INSTRUCTIONS TO FOLLOW: Show every line containing "marker" by copying it.

STORED DATA:

■ ■ ■ ■

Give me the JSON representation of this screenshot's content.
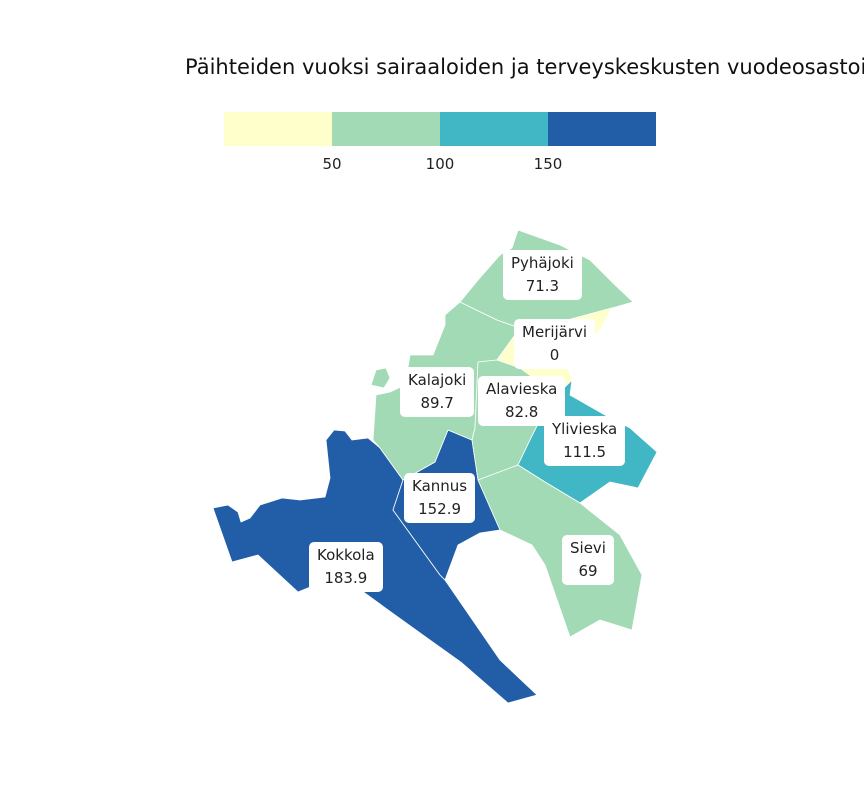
{
  "title": "Päihteiden vuoksi sairaaloiden ja terveyskeskusten vuodeosastoil",
  "legend": {
    "ticks": [
      "50",
      "100",
      "150"
    ],
    "colors": [
      "#ffffcc",
      "#a1dab4",
      "#41b6c4",
      "#225ea8"
    ]
  },
  "regions": [
    {
      "name": "Pyhäjoki",
      "value": "71.3",
      "color": "#a1dab4"
    },
    {
      "name": "Merijärvi",
      "value": "0",
      "color": "#ffffcc"
    },
    {
      "name": "Kalajoki",
      "value": "89.7",
      "color": "#a1dab4"
    },
    {
      "name": "Alavieska",
      "value": "82.8",
      "color": "#a1dab4"
    },
    {
      "name": "Ylivieska",
      "value": "111.5",
      "color": "#41b6c4"
    },
    {
      "name": "Kannus",
      "value": "152.9",
      "color": "#225ea8"
    },
    {
      "name": "Sievi",
      "value": "69",
      "color": "#a1dab4"
    },
    {
      "name": "Kokkola",
      "value": "183.9",
      "color": "#225ea8"
    }
  ]
}
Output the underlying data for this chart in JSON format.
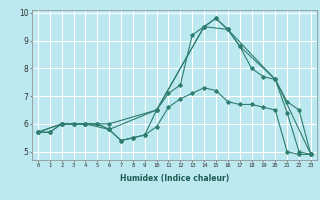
{
  "title": "",
  "xlabel": "Humidex (Indice chaleur)",
  "background_color": "#bce8f0",
  "grid_color": "#ffffff",
  "line_color": "#2e7d6e",
  "xlim": [
    -0.5,
    23.5
  ],
  "ylim": [
    4.7,
    10.1
  ],
  "xticks": [
    0,
    1,
    2,
    3,
    4,
    5,
    6,
    7,
    8,
    9,
    10,
    11,
    12,
    13,
    14,
    15,
    16,
    17,
    18,
    19,
    20,
    21,
    22,
    23
  ],
  "yticks": [
    5,
    6,
    7,
    8,
    9,
    10
  ],
  "lines": [
    {
      "x": [
        0,
        1,
        2,
        3,
        4,
        5,
        6,
        7,
        8,
        9,
        10,
        11,
        12,
        13,
        14,
        15,
        16,
        17,
        18,
        19,
        20,
        21,
        22,
        23
      ],
      "y": [
        5.7,
        5.7,
        6.0,
        6.0,
        6.0,
        6.0,
        5.8,
        5.4,
        5.5,
        5.6,
        5.9,
        6.6,
        6.9,
        7.1,
        7.3,
        7.2,
        6.8,
        6.7,
        6.7,
        6.6,
        6.5,
        5.0,
        4.9,
        4.9
      ]
    },
    {
      "x": [
        0,
        1,
        2,
        3,
        4,
        5,
        6,
        7,
        8,
        9,
        10,
        11,
        12,
        13,
        14,
        15,
        16,
        17,
        18,
        19,
        20,
        21,
        22,
        23
      ],
      "y": [
        5.7,
        5.7,
        6.0,
        6.0,
        6.0,
        6.0,
        5.8,
        5.4,
        5.5,
        5.6,
        6.5,
        7.1,
        7.4,
        9.2,
        9.5,
        9.8,
        9.4,
        8.8,
        8.0,
        7.7,
        7.6,
        6.4,
        5.0,
        4.9
      ]
    },
    {
      "x": [
        0,
        2,
        3,
        4,
        5,
        6,
        10,
        14,
        15,
        16,
        17,
        20,
        21,
        22,
        23
      ],
      "y": [
        5.7,
        6.0,
        6.0,
        6.0,
        6.0,
        6.0,
        6.5,
        9.5,
        9.8,
        9.4,
        8.8,
        7.6,
        6.8,
        6.5,
        4.9
      ]
    },
    {
      "x": [
        0,
        2,
        4,
        6,
        10,
        14,
        16,
        20,
        23
      ],
      "y": [
        5.7,
        6.0,
        6.0,
        5.8,
        6.5,
        9.5,
        9.4,
        7.6,
        4.9
      ]
    }
  ]
}
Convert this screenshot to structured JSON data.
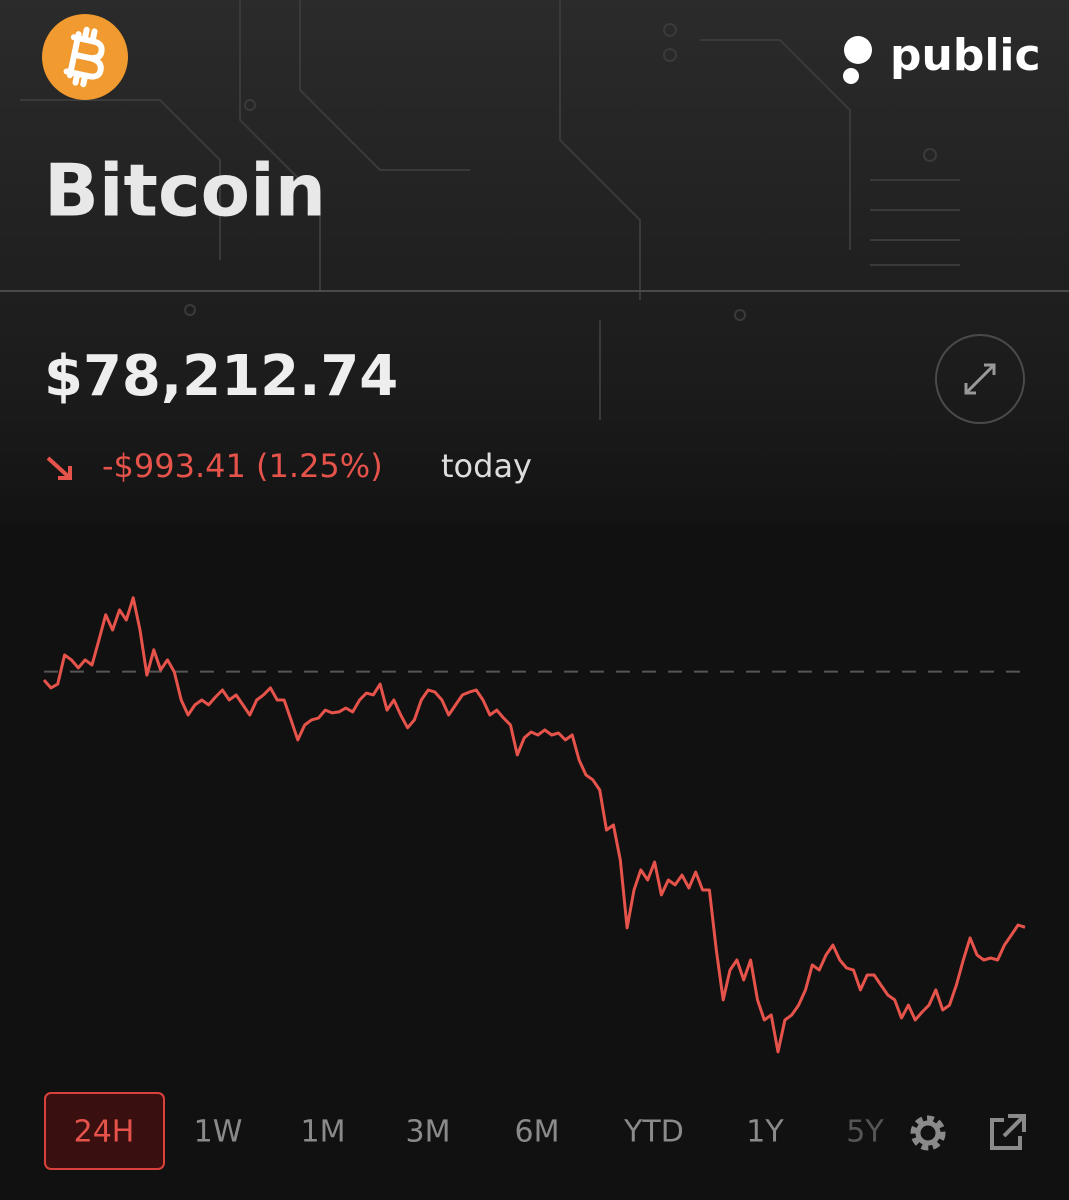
{
  "header": {
    "brand": "public",
    "title": "Bitcoin"
  },
  "price": "$78,212.74",
  "change": {
    "amount": "-$993.41 (1.25%)",
    "suffix": "today"
  },
  "chart_data": {
    "type": "line",
    "color": "#e5534b",
    "ylim": [
      77620,
      79640
    ],
    "baseline": 79206.15,
    "values": [
      79174,
      79143,
      79158,
      79271,
      79252,
      79221,
      79252,
      79232,
      79329,
      79427,
      79368,
      79446,
      79407,
      79493,
      79368,
      79193,
      79291,
      79213,
      79252,
      79205,
      79096,
      79038,
      79077,
      79096,
      79077,
      79108,
      79135,
      79096,
      79116,
      79077,
      79038,
      79096,
      79116,
      79143,
      79096,
      79096,
      79019,
      78941,
      78999,
      79019,
      79026,
      79057,
      79046,
      79050,
      79065,
      79050,
      79096,
      79123,
      79116,
      79158,
      79057,
      79096,
      79038,
      78988,
      79019,
      79096,
      79135,
      79127,
      79096,
      79038,
      79077,
      79116,
      79127,
      79135,
      79096,
      79038,
      79057,
      79026,
      78999,
      78883,
      78949,
      78972,
      78960,
      78980,
      78960,
      78968,
      78941,
      78960,
      78863,
      78805,
      78786,
      78747,
      78591,
      78611,
      78475,
      78211,
      78358,
      78436,
      78397,
      78467,
      78339,
      78397,
      78378,
      78416,
      78366,
      78428,
      78358,
      78358,
      78125,
      77931,
      78047,
      78086,
      78009,
      78086,
      77931,
      77853,
      77873,
      77729,
      77853,
      77873,
      77911,
      77970,
      78067,
      78047,
      78106,
      78144,
      78086,
      78055,
      78047,
      77970,
      78028,
      78028,
      77989,
      77950,
      77931,
      77861,
      77911,
      77853,
      77884,
      77911,
      77970,
      77892,
      77911,
      77989,
      78086,
      78172,
      78106,
      78086,
      78094,
      78086,
      78144,
      78183,
      78222,
      78213
    ]
  },
  "ranges": {
    "items": [
      "24H",
      "1W",
      "1M",
      "3M",
      "6M",
      "YTD",
      "1Y",
      "5Y"
    ],
    "selected": 0
  }
}
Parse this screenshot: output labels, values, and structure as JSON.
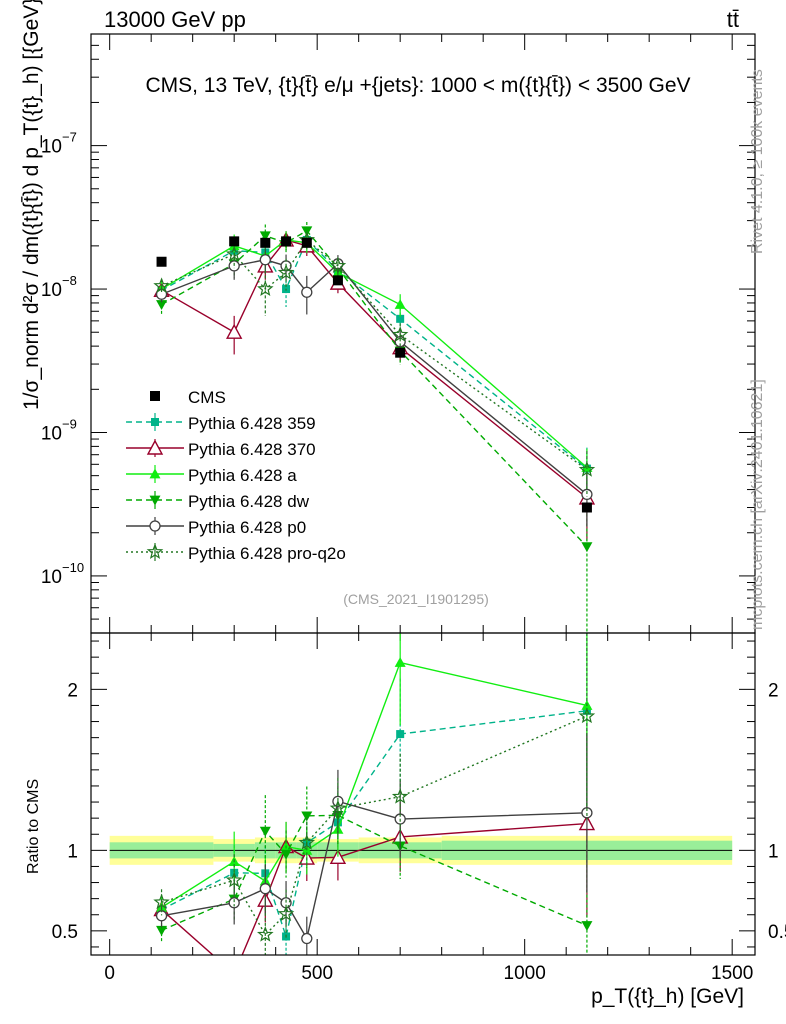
{
  "header": {
    "left": "13000 GeV pp",
    "right": "tt̄"
  },
  "side_labels": {
    "rivet": "Rivet 4.1.0, ≥ 100k events",
    "mcplots": "mcplots.cern.ch [arXiv:2401.10621]"
  },
  "analysis_id": "(CMS_2021_I1901295)",
  "chart_data": {
    "type": "line",
    "title": "CMS, 13 TeV, {t}{t̄} e/μ +{jets}: 1000 < m({t}{t̄}) < 3500 GeV",
    "xlabel": "p_T({t}_h) [GeV]",
    "ylabel": "1/σ_norm d²σ / dm({t}{t̄}) d p_T({t}_h) [{GeV}^-2]",
    "ratio_ylabel": "Ratio to CMS",
    "xlim": [
      -45,
      1555
    ],
    "ylim_log": [
      4e-11,
      6e-07
    ],
    "ratio_ylim": [
      0.35,
      2.35
    ],
    "y_ticks": [
      {
        "value": 1e-10,
        "label": "10",
        "exp": "−10"
      },
      {
        "value": 1e-09,
        "label": "10",
        "exp": "−9"
      },
      {
        "value": 1e-08,
        "label": "10",
        "exp": "−8"
      },
      {
        "value": 1e-07,
        "label": "10",
        "exp": "−7"
      }
    ],
    "x_ticks": [
      0,
      500,
      1000,
      1500
    ],
    "ratio_ticks": [
      {
        "value": 0.5,
        "label": "0.5"
      },
      {
        "value": 1,
        "label": "1"
      },
      {
        "value": 2,
        "label": "2"
      }
    ],
    "bins": [
      [
        0,
        250
      ],
      [
        250,
        350
      ],
      [
        350,
        400
      ],
      [
        400,
        450
      ],
      [
        450,
        500
      ],
      [
        500,
        600
      ],
      [
        600,
        800
      ],
      [
        800,
        1500
      ]
    ],
    "x": [
      125,
      300,
      375,
      425,
      475,
      550,
      700,
      1150
    ],
    "data": {
      "name": "CMS",
      "values": [
        1.55e-08,
        2.15e-08,
        2.1e-08,
        2.15e-08,
        2.1e-08,
        1.15e-08,
        3.6e-09,
        3e-10
      ],
      "rel_err_in": [
        0.05,
        0.04,
        0.05,
        0.05,
        0.05,
        0.05,
        0.05,
        0.06
      ],
      "rel_err_out": [
        0.09,
        0.07,
        0.08,
        0.08,
        0.08,
        0.07,
        0.08,
        0.09
      ]
    },
    "series": [
      {
        "name": "Pythia 6.428 359",
        "color": "#00b38a",
        "dash": "6,4",
        "marker": "square",
        "values": [
          9.8e-09,
          1.85e-08,
          1.8e-08,
          1e-08,
          2.2e-08,
          1.35e-08,
          6.2e-09,
          5.6e-10
        ],
        "err": [
          0.12,
          0.2,
          0.2,
          0.25,
          0.15,
          0.15,
          0.2,
          0.4
        ]
      },
      {
        "name": "Pythia 6.428 370",
        "color": "#99002b",
        "dash": "",
        "marker": "triangle-open",
        "values": [
          9.8e-09,
          5e-09,
          1.45e-08,
          2.2e-08,
          2e-08,
          1.1e-08,
          3.9e-09,
          3.5e-10
        ],
        "err": [
          0.12,
          0.3,
          0.2,
          0.15,
          0.15,
          0.15,
          0.2,
          0.5
        ]
      },
      {
        "name": "Pythia 6.428 a",
        "color": "#11ee11",
        "dash": "",
        "marker": "triangle",
        "values": [
          1e-08,
          2e-08,
          1.7e-08,
          2.2e-08,
          2.1e-08,
          1.3e-08,
          7.8e-09,
          5.7e-10
        ],
        "err": [
          0.12,
          0.2,
          0.2,
          0.15,
          0.15,
          0.15,
          0.18,
          0.35
        ]
      },
      {
        "name": "Pythia 6.428 dw",
        "color": "#00aa00",
        "dash": "6,4",
        "marker": "triangle-down",
        "values": [
          7.8e-09,
          1.5e-08,
          2.35e-08,
          2.1e-08,
          2.55e-08,
          1.4e-08,
          3.7e-09,
          1.6e-10
        ],
        "err": [
          0.15,
          0.2,
          0.2,
          0.15,
          0.15,
          0.15,
          0.2,
          1.0
        ]
      },
      {
        "name": "Pythia 6.428 p0",
        "color": "#404040",
        "dash": "",
        "marker": "circle-open",
        "values": [
          9.2e-09,
          1.45e-08,
          1.6e-08,
          1.45e-08,
          9.5e-09,
          1.5e-08,
          4.3e-09,
          3.7e-10
        ],
        "err": [
          0.12,
          0.2,
          0.2,
          0.2,
          0.3,
          0.15,
          0.2,
          0.4
        ]
      },
      {
        "name": "Pythia 6.428 pro-q2o",
        "color": "#227722",
        "dash": "2,3",
        "marker": "star",
        "values": [
          1.05e-08,
          1.75e-08,
          1e-08,
          1.3e-08,
          2.2e-08,
          1.45e-08,
          4.8e-09,
          5.5e-10
        ],
        "err": [
          0.12,
          0.2,
          0.35,
          0.25,
          0.15,
          0.15,
          0.2,
          0.35
        ]
      }
    ]
  }
}
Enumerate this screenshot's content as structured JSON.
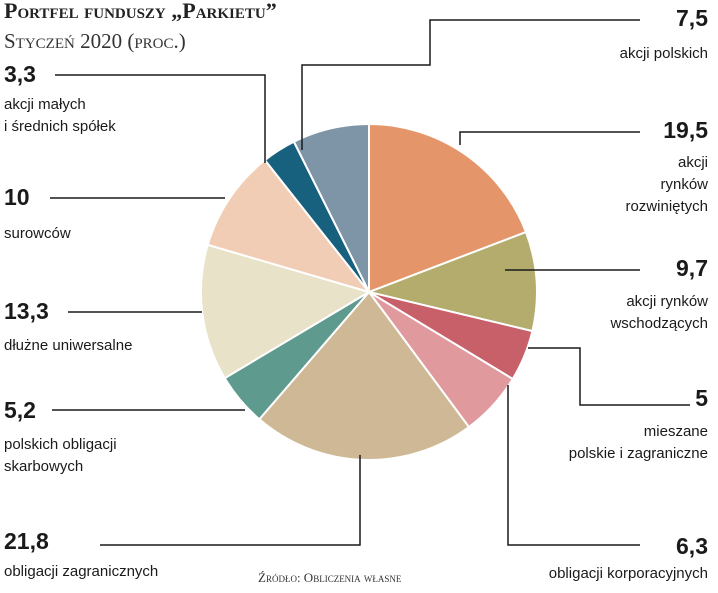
{
  "chart_data": {
    "type": "pie",
    "title": "Portfel funduszy „Parkietu”",
    "subtitle": "Styczeń 2020 (proc.)",
    "source": "Źródło: Obliczenia własne",
    "categories": [
      "akcji polskich",
      "akcji\nrynków\nrozwiniętych",
      "akcji rynków\nwschodzących",
      "mieszane\npolskie i zagraniczne",
      "obligacji korporacyjnych",
      "obligacji zagranicznych",
      "polskich obligacji\nskarbowych",
      "dłużne uniwersalne",
      "surowców",
      "akcji małych\ni średnich spółek"
    ],
    "values": [
      7.5,
      19.5,
      9.7,
      5,
      6.3,
      21.8,
      5.2,
      13.3,
      10,
      3.3
    ],
    "value_labels": [
      "7,5",
      "19,5",
      "9,7",
      "5",
      "6,3",
      "21,8",
      "5,2",
      "13,3",
      "10",
      "3,3"
    ],
    "colors": [
      "#7e95a8",
      "#e4966a",
      "#b3ac6c",
      "#c8606a",
      "#e09a9e",
      "#cfb896",
      "#5f9a8e",
      "#e8e2c8",
      "#f2cdb5",
      "#17607e"
    ]
  }
}
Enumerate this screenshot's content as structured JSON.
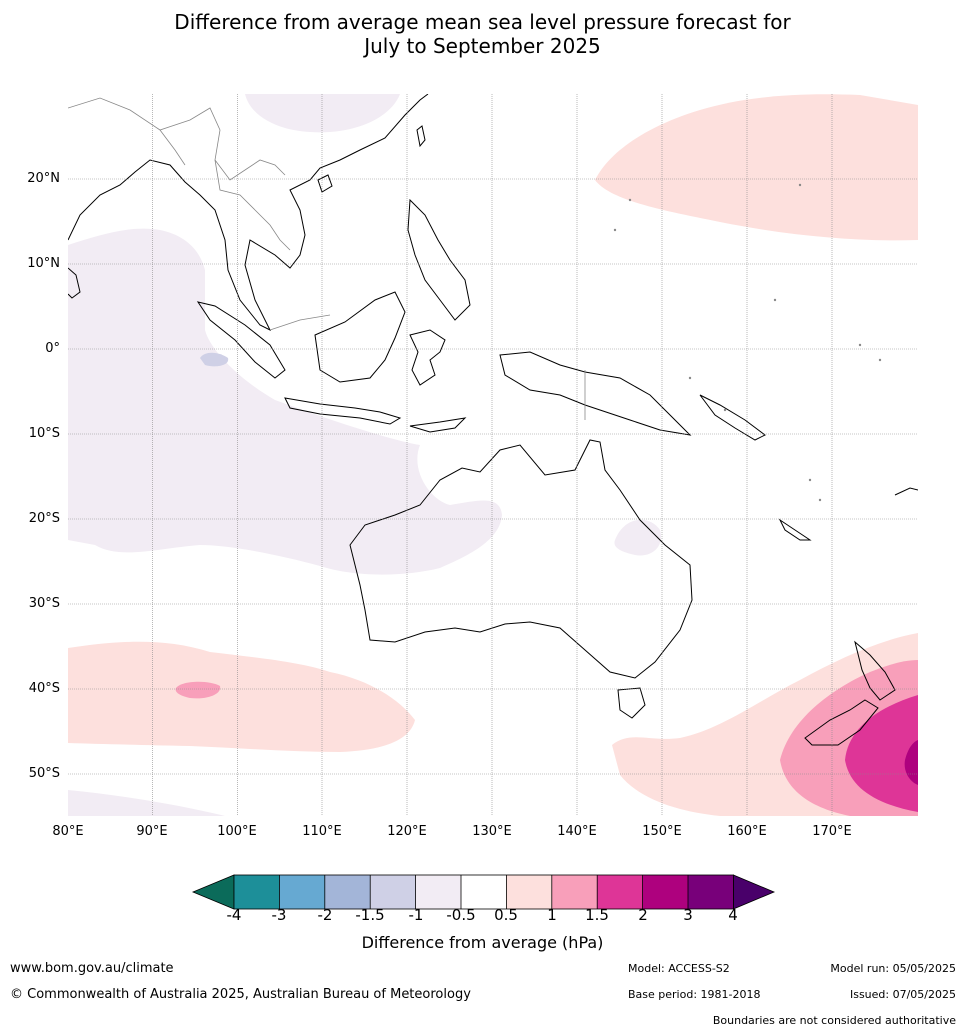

■ ■ ■ ■

THE OUTPUT:
        "marker": "square",
        "marker": "triangle-open",
        "marker": "triangle",
        "marker": "triangle-down",
        "marker": "circle-open",
        "marker": "star",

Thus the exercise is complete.